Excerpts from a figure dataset
%%
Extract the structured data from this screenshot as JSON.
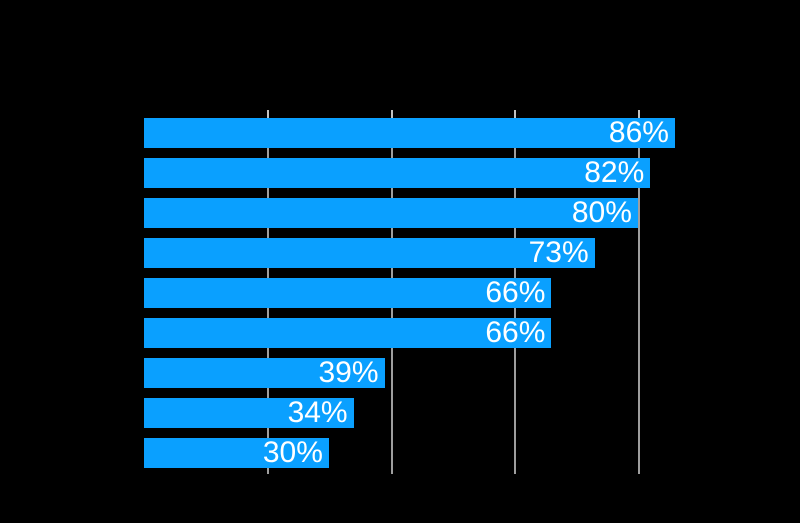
{
  "chart_data": {
    "type": "bar",
    "orientation": "horizontal",
    "values": [
      86,
      82,
      80,
      73,
      66,
      66,
      39,
      34,
      30
    ],
    "bar_labels": [
      "86%",
      "82%",
      "80%",
      "73%",
      "66%",
      "66%",
      "39%",
      "34%",
      "30%"
    ],
    "unit": "%",
    "x_gridlines": [
      20,
      40,
      60,
      80
    ],
    "xlim": [
      0,
      100
    ],
    "grid_on": true,
    "value_labels_position": "inside-end",
    "colors": {
      "background": "#000000",
      "bar": "#0aa0ff",
      "value_label": "#ffffff",
      "gridline": "#9e9e9e",
      "gridline_tick": "#c2c2c2"
    }
  }
}
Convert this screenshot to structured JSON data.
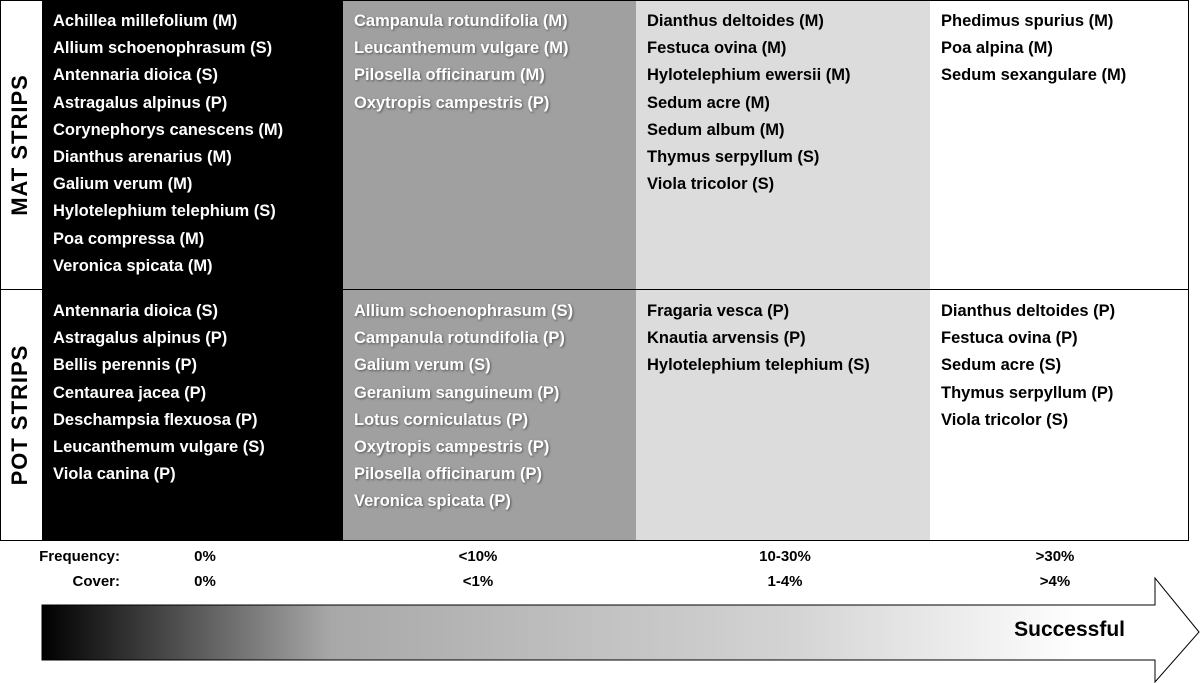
{
  "rows": [
    {
      "label": "MAT STRIPS",
      "cells": [
        [
          "Achillea millefolium (M)",
          "Allium schoenophrasum (S)",
          "Antennaria dioica (S)",
          "Astragalus alpinus (P)",
          "Corynephorys canescens (M)",
          "Dianthus arenarius (M)",
          "Galium verum (M)",
          "Hylotelephium telephium (S)",
          "Poa compressa (M)",
          "Veronica spicata (M)"
        ],
        [
          "Campanula rotundifolia (M)",
          "Leucanthemum vulgare (M)",
          "Pilosella officinarum (M)",
          "Oxytropis campestris (P)"
        ],
        [
          "Dianthus deltoides (M)",
          "Festuca ovina (M)",
          "Hylotelephium ewersii (M)",
          "Sedum acre (M)",
          "Sedum album (M)",
          "Thymus serpyllum (S)",
          "Viola tricolor (S)"
        ],
        [
          "Phedimus spurius (M)",
          "Poa alpina (M)",
          "Sedum sexangulare (M)"
        ]
      ]
    },
    {
      "label": "POT STRIPS",
      "cells": [
        [
          "Antennaria dioica (S)",
          "Astragalus alpinus (P)",
          "Bellis perennis (P)",
          "Centaurea jacea (P)",
          "Deschampsia flexuosa (P)",
          "Leucanthemum vulgare (S)",
          "Viola canina (P)"
        ],
        [
          "Allium schoenophrasum (S)",
          "Campanula rotundifolia (P)",
          "Galium verum (S)",
          "Geranium sanguineum (P)",
          "Lotus corniculatus (P)",
          "Oxytropis campestris (P)",
          "Pilosella officinarum (P)",
          "Veronica spicata (P)"
        ],
        [
          "Fragaria vesca (P)",
          "Knautia arvensis (P)",
          "Hylotelephium telephium (S)"
        ],
        [
          "Dianthus deltoides (P)",
          "Festuca ovina (P)",
          "Sedum acre (S)",
          "Thymus serpyllum (P)",
          "Viola tricolor (S)"
        ]
      ]
    }
  ],
  "scale": [
    {
      "label": "Frequency:",
      "values": [
        "0%",
        "<10%",
        "10-30%",
        ">30%"
      ]
    },
    {
      "label": "Cover:",
      "values": [
        "0%",
        "<1%",
        "1-4%",
        ">4%"
      ]
    }
  ],
  "arrow": "Successful"
}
%%
Without the pictures, return all the records precisely as they stand.

Extract the structured data from this screenshot as JSON.
{
  "chart_data": {
    "type": "bar",
    "orientation": "horizontal",
    "values": [
      86,
      82,
      80,
      73,
      66,
      66,
      39,
      34,
      30
    ],
    "bar_labels": [
      "86%",
      "82%",
      "80%",
      "73%",
      "66%",
      "66%",
      "39%",
      "34%",
      "30%"
    ],
    "unit": "%",
    "x_gridlines": [
      20,
      40,
      60,
      80
    ],
    "xlim": [
      0,
      100
    ],
    "grid_on": true,
    "value_labels_position": "inside-end",
    "colors": {
      "background": "#000000",
      "bar": "#0aa0ff",
      "value_label": "#ffffff",
      "gridline": "#9e9e9e",
      "gridline_tick": "#c2c2c2"
    }
  }
}
Convert this screenshot to structured JSON data.
{
  "rows": [
    {
      "label": "MAT STRIPS",
      "cells": [
        [
          "Achillea millefolium (M)",
          "Allium schoenophrasum (S)",
          "Antennaria dioica (S)",
          "Astragalus alpinus (P)",
          "Corynephorys canescens (M)",
          "Dianthus arenarius (M)",
          "Galium verum (M)",
          "Hylotelephium telephium (S)",
          "Poa compressa (M)",
          "Veronica spicata (M)"
        ],
        [
          "Campanula rotundifolia (M)",
          "Leucanthemum vulgare (M)",
          "Pilosella officinarum (M)",
          "Oxytropis campestris (P)"
        ],
        [
          "Dianthus deltoides (M)",
          "Festuca ovina (M)",
          "Hylotelephium ewersii (M)",
          "Sedum acre (M)",
          "Sedum album (M)",
          "Thymus serpyllum (S)",
          "Viola tricolor (S)"
        ],
        [
          "Phedimus spurius (M)",
          "Poa alpina (M)",
          "Sedum sexangulare (M)"
        ]
      ]
    },
    {
      "label": "POT STRIPS",
      "cells": [
        [
          "Antennaria dioica (S)",
          "Astragalus alpinus (P)",
          "Bellis perennis (P)",
          "Centaurea jacea (P)",
          "Deschampsia flexuosa (P)",
          "Leucanthemum vulgare (S)",
          "Viola canina (P)"
        ],
        [
          "Allium schoenophrasum (S)",
          "Campanula rotundifolia (P)",
          "Galium verum (S)",
          "Geranium sanguineum (P)",
          "Lotus corniculatus (P)",
          "Oxytropis campestris (P)",
          "Pilosella officinarum (P)",
          "Veronica spicata (P)"
        ],
        [
          "Fragaria vesca (P)",
          "Knautia arvensis (P)",
          "Hylotelephium telephium (S)"
        ],
        [
          "Dianthus deltoides (P)",
          "Festuca ovina (P)",
          "Sedum acre (S)",
          "Thymus serpyllum (P)",
          "Viola tricolor (S)"
        ]
      ]
    }
  ],
  "scale": [
    {
      "label": "Frequency:",
      "values": [
        "0%",
        "<10%",
        "10-30%",
        ">30%"
      ]
    },
    {
      "label": "Cover:",
      "values": [
        "0%",
        "<1%",
        "1-4%",
        ">4%"
      ]
    }
  ],
  "arrow": "Successful"
}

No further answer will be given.